**What is expected**
Can you retype the lines of the data below, starting at the line that contains "Circle shape <box>576 310 584 317</box>" and ending at the line that contains "Circle shape <box>441 231 449 238</box>", with both of those lines included?

**Records for the task**
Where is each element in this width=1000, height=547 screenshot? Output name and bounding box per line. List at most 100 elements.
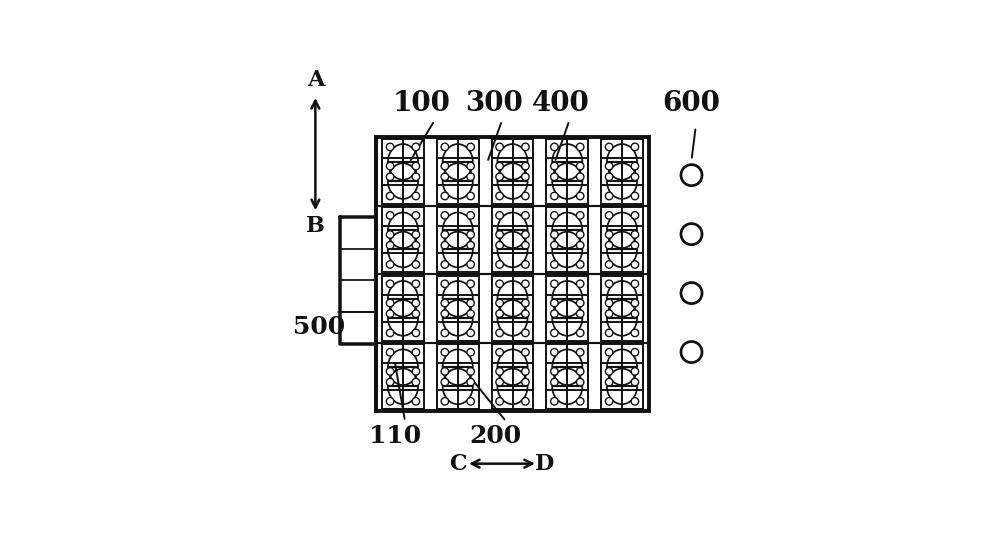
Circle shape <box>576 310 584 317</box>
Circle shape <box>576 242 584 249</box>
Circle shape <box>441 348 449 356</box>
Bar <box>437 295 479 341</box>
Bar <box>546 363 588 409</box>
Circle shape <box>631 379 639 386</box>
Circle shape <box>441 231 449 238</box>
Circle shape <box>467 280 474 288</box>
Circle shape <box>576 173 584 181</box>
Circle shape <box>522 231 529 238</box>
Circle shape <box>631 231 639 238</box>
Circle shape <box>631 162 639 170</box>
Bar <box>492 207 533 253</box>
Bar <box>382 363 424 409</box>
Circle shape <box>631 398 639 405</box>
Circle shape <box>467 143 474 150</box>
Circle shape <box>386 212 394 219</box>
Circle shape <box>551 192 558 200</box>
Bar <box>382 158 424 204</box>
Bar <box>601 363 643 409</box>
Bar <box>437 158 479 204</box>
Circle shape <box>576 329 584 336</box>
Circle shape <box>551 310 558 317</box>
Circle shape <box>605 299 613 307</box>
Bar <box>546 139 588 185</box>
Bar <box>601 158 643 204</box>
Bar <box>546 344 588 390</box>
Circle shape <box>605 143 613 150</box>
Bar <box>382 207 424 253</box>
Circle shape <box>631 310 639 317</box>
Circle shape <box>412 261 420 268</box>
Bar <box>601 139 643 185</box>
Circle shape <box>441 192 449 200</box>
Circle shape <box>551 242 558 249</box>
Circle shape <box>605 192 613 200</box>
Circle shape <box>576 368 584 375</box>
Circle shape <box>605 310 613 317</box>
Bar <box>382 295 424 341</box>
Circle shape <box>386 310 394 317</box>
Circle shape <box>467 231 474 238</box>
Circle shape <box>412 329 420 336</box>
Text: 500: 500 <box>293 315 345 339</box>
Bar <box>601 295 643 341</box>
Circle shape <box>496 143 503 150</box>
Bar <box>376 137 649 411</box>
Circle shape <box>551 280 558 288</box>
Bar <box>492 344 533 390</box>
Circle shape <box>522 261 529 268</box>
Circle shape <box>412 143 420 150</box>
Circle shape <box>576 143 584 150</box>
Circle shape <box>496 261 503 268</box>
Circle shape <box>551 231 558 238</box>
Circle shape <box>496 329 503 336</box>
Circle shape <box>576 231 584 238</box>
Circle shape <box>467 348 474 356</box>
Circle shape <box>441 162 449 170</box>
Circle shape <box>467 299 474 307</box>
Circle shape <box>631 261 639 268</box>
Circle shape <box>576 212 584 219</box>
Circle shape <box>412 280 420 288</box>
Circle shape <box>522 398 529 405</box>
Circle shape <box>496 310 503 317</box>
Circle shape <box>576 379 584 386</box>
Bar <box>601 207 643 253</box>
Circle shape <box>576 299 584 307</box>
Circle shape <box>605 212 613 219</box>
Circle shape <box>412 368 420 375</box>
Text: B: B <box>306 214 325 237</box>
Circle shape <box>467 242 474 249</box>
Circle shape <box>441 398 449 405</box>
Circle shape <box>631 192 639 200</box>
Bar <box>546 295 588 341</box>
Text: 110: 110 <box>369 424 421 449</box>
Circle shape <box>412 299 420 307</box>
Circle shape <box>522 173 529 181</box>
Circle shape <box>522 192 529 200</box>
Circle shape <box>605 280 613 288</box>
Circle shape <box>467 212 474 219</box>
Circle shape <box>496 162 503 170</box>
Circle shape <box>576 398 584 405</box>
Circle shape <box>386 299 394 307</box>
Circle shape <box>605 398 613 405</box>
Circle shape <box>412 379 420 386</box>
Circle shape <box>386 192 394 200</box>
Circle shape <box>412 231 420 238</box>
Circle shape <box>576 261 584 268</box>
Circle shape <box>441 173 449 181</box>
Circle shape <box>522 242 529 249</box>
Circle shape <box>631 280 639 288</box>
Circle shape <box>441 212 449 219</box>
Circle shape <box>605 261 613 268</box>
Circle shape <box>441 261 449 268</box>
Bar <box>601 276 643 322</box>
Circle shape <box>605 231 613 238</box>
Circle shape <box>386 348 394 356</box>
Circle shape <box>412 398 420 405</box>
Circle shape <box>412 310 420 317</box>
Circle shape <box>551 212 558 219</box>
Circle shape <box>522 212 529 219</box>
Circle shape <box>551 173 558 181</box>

**Solution to the problem**
Circle shape <box>576 310 584 317</box>
Circle shape <box>576 242 584 249</box>
Circle shape <box>441 348 449 356</box>
Bar <box>437 295 479 341</box>
Bar <box>546 363 588 409</box>
Circle shape <box>631 379 639 386</box>
Circle shape <box>441 231 449 238</box>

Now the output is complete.